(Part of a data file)
◇ ◇ ◇ ◇ ◇ ◇ ◇

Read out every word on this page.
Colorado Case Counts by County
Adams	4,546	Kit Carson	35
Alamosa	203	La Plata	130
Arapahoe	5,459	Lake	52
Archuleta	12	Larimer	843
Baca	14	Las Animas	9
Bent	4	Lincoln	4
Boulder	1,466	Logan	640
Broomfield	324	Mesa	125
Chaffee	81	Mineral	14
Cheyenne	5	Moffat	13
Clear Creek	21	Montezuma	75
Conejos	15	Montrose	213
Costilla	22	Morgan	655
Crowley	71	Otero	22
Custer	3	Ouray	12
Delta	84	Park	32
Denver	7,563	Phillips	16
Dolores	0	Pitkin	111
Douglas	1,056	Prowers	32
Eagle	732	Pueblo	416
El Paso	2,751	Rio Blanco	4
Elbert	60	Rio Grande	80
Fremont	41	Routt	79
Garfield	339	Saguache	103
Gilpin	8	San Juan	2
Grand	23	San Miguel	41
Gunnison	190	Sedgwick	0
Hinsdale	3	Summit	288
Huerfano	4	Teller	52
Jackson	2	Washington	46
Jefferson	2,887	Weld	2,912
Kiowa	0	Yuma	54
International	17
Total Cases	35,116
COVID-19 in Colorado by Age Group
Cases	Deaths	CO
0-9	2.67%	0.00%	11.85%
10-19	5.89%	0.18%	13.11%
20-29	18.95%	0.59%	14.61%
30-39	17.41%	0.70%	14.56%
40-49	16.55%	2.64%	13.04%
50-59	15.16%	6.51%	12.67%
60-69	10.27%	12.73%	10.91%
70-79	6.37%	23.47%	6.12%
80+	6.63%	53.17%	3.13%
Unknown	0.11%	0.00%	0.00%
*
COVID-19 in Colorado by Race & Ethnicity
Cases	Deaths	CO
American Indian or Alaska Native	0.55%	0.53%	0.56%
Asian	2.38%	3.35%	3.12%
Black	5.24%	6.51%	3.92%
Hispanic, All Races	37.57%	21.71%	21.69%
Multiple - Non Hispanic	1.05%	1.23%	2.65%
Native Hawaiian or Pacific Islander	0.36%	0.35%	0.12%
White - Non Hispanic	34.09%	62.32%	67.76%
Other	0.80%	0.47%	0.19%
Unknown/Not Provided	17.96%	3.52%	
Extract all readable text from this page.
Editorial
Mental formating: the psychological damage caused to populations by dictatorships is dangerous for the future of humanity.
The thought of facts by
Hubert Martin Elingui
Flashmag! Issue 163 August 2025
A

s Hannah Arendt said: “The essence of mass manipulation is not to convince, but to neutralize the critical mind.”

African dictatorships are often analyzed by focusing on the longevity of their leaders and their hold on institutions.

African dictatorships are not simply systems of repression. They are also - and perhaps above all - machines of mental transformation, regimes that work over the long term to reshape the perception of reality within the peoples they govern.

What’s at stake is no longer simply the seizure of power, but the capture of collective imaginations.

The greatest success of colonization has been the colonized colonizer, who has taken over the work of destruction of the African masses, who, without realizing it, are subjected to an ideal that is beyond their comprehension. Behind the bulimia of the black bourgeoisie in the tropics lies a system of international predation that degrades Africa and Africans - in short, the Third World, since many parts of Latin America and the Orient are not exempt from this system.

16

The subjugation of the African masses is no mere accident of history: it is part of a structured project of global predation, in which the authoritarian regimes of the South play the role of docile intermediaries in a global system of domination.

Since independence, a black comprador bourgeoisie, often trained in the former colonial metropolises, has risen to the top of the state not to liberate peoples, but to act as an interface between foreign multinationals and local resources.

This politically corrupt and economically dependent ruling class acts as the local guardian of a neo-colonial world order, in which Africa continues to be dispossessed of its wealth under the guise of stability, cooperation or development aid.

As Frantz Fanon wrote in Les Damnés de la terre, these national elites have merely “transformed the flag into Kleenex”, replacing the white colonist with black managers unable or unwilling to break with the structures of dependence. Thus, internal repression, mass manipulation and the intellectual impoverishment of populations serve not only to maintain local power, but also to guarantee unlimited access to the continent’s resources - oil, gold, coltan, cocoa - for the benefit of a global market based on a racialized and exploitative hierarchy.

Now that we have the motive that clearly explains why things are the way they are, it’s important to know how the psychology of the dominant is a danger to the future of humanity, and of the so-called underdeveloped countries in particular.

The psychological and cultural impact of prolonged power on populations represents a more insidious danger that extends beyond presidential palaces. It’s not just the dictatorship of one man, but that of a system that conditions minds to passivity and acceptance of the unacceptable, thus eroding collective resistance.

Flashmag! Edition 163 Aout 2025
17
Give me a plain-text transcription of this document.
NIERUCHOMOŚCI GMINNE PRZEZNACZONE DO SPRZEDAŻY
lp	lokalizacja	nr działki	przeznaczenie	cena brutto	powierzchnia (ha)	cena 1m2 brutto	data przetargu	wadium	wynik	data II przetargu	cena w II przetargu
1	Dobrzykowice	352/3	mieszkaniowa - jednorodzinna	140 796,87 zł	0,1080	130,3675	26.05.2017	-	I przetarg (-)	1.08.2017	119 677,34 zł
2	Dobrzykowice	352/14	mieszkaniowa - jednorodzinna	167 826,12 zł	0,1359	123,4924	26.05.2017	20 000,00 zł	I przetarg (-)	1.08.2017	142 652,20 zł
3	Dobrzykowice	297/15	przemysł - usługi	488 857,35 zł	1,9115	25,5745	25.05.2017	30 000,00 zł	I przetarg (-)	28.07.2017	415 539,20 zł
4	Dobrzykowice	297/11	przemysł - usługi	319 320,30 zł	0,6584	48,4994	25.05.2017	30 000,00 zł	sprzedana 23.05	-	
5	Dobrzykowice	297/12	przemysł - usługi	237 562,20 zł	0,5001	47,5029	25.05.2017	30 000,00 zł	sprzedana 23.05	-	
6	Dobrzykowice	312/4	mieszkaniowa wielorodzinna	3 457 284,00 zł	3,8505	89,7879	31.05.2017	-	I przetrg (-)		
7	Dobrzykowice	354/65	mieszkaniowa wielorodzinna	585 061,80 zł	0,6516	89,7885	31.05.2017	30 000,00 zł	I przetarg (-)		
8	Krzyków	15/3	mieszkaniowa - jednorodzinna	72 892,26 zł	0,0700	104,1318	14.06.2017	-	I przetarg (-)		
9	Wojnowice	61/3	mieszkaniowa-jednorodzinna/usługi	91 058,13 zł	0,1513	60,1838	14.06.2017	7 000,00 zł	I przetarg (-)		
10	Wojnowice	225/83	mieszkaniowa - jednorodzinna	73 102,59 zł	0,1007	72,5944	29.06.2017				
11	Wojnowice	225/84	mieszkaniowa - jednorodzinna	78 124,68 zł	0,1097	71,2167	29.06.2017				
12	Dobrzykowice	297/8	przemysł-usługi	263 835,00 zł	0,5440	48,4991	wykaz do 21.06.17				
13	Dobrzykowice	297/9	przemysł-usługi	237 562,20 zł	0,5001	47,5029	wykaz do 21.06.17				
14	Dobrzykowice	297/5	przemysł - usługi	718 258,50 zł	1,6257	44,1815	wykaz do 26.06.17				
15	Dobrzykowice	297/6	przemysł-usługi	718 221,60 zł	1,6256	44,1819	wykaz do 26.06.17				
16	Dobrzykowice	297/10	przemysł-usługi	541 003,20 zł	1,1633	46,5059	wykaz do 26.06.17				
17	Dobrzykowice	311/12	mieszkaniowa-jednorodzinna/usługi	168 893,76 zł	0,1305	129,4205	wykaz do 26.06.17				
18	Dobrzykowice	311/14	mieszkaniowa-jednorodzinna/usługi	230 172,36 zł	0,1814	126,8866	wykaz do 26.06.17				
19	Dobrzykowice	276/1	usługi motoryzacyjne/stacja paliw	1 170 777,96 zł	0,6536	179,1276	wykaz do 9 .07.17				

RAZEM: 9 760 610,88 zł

◇ ◇ ◇ ◇ ◇ ◇ ◇

**Problem statement:** From the entries above, list each line with "Wojnowice" in it.

**Written answer:**
9	Wojnowice	61/3	mieszkaniowa-jednorodzinna/usługi	91 058,13 zł	0,1513	60,1838	14.06.2017	7 000,00 zł	I przetarg (-)		
10	Wojnowice	225/83	mieszkaniowa - jednorodzinna	73 102,59 zł	0,1007	72,5944	29.06.2017				
11	Wojnowice	225/84	mieszkaniowa - jednorodzinna	78 124,68 zł	0,1097	71,2167	29.06.2017				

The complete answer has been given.